** begin DATA SHOWN **
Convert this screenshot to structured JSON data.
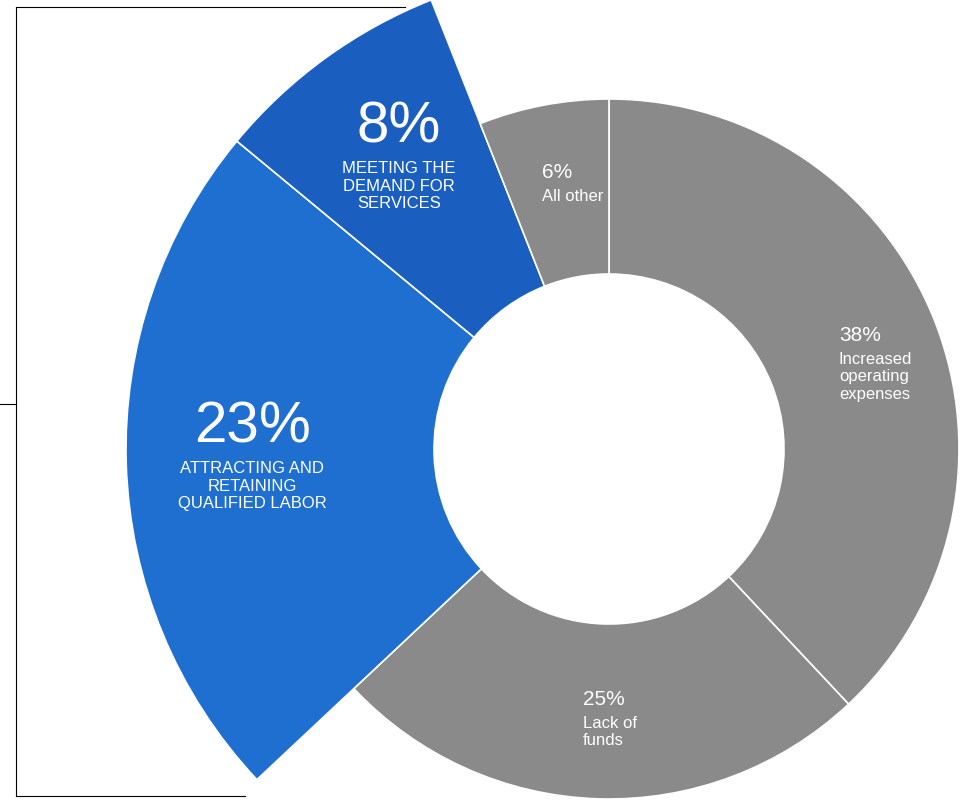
{
  "chart_data": {
    "type": "pie",
    "categories": [
      "Increased operating expenses",
      "Lack of funds",
      "ATTRACTING AND RETAINING QUALIFIED LABOR",
      "MEETING THE DEMAND FOR SERVICES",
      "All other"
    ],
    "values": [
      38,
      25,
      23,
      8,
      6
    ],
    "value_labels": [
      "38%",
      "25%",
      "23%",
      "8%",
      "6%"
    ],
    "colors": [
      "#8a8a8a",
      "#8a8a8a",
      "#1f6fd0",
      "#1a5fc0",
      "#8a8a8a"
    ],
    "data_labels": true
  }
}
** end DATA SHOWN **
* _WORK TO DO_: Exclude the pictures and transcribe all of the entries exactly.

* _REPLY TO THE TASK_:
Convert this screenshot to structured JSON data.
{
  "chart_data": {
    "type": "pie",
    "categories": [
      "Increased operating expenses",
      "Lack of funds",
      "ATTRACTING AND RETAINING QUALIFIED LABOR",
      "MEETING THE DEMAND FOR SERVICES",
      "All other"
    ],
    "values": [
      38,
      25,
      23,
      8,
      6
    ],
    "value_labels": [
      "38%",
      "25%",
      "23%",
      "8%",
      "6%"
    ],
    "colors": [
      "#8a8a8a",
      "#8a8a8a",
      "#1f6fd0",
      "#1a5fc0",
      "#8a8a8a"
    ],
    "data_labels": true
  }
}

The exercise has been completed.